┌─ Records shown
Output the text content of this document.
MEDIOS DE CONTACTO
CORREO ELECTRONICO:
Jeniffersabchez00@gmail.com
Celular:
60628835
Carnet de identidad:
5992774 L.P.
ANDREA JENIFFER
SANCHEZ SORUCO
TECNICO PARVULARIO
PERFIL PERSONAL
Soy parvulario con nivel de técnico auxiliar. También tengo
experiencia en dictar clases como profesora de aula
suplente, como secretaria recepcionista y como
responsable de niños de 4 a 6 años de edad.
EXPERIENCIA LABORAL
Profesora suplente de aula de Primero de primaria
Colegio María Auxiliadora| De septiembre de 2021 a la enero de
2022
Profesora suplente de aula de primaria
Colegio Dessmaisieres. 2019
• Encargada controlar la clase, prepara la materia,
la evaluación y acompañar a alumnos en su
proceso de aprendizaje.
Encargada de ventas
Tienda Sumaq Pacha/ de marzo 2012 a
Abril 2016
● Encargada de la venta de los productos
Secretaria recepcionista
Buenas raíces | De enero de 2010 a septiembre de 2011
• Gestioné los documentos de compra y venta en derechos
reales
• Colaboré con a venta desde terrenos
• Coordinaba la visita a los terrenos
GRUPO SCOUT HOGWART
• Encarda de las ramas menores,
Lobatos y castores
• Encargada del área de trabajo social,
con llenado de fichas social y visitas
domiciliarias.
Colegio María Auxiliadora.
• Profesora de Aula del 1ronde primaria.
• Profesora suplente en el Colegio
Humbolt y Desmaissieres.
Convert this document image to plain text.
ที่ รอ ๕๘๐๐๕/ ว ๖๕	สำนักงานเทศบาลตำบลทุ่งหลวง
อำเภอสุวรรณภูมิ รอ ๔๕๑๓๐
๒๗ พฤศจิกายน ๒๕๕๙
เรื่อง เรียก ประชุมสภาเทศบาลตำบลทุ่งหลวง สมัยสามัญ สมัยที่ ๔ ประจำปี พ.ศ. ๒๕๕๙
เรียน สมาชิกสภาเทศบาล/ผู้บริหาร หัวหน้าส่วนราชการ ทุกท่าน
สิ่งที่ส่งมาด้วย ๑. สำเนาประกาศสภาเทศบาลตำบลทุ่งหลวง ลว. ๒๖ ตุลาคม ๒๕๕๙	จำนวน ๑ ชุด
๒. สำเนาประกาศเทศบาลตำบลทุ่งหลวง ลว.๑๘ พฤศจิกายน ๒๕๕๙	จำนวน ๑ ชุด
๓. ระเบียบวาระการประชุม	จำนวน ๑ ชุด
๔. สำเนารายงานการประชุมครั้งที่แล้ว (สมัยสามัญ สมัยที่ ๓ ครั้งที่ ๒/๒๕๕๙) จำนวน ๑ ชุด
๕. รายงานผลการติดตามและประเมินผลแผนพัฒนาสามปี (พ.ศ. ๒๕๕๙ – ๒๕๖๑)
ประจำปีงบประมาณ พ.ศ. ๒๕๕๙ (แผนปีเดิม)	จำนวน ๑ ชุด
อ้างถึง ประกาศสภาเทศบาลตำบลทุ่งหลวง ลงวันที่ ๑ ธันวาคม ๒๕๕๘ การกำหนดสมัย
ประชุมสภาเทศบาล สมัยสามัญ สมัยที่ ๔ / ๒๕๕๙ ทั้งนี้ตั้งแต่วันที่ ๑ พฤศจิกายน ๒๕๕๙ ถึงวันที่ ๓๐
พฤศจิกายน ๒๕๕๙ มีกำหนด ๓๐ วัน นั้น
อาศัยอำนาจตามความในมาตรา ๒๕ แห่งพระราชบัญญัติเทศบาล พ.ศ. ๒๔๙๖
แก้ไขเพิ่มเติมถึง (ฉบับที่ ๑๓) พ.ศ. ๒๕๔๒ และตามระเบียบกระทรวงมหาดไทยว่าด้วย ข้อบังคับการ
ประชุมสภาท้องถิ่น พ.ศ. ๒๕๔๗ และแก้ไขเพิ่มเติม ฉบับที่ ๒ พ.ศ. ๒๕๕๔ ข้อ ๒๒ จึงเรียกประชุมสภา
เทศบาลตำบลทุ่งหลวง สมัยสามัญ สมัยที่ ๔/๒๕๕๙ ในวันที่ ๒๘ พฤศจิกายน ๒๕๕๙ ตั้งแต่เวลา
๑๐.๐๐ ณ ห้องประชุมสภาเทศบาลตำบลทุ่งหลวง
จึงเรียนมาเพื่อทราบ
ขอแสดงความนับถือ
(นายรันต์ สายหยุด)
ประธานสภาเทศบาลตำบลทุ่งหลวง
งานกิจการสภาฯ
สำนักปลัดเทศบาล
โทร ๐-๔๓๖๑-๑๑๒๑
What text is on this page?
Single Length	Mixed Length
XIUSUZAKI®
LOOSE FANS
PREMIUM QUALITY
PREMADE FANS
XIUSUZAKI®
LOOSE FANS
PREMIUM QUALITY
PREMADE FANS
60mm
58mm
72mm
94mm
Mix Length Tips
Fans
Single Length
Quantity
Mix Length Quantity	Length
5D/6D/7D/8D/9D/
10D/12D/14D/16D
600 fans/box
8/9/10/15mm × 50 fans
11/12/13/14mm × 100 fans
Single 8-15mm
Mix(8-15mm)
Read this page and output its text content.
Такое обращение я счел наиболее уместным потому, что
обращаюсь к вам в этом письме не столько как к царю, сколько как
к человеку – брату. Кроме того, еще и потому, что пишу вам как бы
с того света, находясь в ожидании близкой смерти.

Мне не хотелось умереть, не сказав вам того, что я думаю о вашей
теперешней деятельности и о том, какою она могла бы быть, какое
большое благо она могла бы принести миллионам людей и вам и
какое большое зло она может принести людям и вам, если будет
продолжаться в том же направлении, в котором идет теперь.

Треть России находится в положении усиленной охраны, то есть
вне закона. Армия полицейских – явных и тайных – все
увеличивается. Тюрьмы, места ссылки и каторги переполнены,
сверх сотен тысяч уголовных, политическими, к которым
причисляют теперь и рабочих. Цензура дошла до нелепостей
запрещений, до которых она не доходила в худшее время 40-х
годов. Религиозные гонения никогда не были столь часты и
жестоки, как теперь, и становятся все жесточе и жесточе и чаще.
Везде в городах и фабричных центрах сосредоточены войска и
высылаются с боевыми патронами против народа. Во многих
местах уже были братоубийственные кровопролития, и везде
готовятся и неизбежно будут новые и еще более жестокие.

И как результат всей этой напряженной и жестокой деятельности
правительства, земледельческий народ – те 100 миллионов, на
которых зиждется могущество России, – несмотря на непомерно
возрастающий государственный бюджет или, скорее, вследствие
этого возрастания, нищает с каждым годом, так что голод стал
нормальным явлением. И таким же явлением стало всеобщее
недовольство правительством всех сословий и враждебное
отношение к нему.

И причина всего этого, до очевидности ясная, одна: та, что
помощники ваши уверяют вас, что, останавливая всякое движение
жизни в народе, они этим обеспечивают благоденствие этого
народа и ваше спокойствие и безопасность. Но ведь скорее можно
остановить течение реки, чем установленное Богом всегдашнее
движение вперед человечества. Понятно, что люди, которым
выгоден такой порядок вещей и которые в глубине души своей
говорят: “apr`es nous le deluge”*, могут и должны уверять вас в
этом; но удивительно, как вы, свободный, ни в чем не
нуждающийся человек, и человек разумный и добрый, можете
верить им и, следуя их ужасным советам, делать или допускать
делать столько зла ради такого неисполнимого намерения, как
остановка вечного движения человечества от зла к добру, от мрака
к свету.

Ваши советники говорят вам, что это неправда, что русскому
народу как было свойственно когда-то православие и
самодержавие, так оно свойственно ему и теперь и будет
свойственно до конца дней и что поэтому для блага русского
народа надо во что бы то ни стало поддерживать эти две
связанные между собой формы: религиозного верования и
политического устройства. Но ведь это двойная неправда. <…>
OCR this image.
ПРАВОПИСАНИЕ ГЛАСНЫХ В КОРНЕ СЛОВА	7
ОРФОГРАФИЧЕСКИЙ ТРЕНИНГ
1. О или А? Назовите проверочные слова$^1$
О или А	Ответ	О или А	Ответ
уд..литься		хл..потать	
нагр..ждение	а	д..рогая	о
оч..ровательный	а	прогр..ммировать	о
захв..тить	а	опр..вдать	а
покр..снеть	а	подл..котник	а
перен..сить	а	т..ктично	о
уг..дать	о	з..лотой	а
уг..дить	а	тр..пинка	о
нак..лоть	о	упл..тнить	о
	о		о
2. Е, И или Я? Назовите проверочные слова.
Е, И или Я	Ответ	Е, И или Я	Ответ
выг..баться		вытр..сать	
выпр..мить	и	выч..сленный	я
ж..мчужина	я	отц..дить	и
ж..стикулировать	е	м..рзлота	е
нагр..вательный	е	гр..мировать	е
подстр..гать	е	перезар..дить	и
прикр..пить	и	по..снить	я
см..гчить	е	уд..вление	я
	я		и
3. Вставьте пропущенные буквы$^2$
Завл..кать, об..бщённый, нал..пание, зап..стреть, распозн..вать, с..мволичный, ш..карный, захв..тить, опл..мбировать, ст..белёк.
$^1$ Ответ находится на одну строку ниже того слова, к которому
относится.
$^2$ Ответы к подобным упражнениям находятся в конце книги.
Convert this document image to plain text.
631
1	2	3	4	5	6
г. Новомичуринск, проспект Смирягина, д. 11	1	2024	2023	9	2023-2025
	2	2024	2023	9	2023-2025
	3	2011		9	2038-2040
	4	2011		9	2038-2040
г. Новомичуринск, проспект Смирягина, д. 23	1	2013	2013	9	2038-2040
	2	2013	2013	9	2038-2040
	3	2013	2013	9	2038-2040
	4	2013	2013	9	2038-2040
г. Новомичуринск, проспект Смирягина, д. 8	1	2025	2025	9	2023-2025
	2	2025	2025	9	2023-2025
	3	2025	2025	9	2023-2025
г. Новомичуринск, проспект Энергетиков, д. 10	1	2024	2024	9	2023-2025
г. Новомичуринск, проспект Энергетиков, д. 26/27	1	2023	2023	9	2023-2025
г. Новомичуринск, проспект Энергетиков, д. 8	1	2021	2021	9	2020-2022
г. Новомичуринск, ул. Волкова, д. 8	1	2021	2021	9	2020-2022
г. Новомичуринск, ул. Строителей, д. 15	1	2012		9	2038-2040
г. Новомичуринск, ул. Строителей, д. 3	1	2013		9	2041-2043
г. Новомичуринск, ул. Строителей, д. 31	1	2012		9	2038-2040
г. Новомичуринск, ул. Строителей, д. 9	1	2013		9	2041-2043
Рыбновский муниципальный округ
└─
- Exercise objective -
Search the data above for the string "находится" and return every line that has it.

- Output below -
Треть России находится в положении усиленной охраны, то есть
$^1$ Ответ находится на одну строку ниже того слова, к которому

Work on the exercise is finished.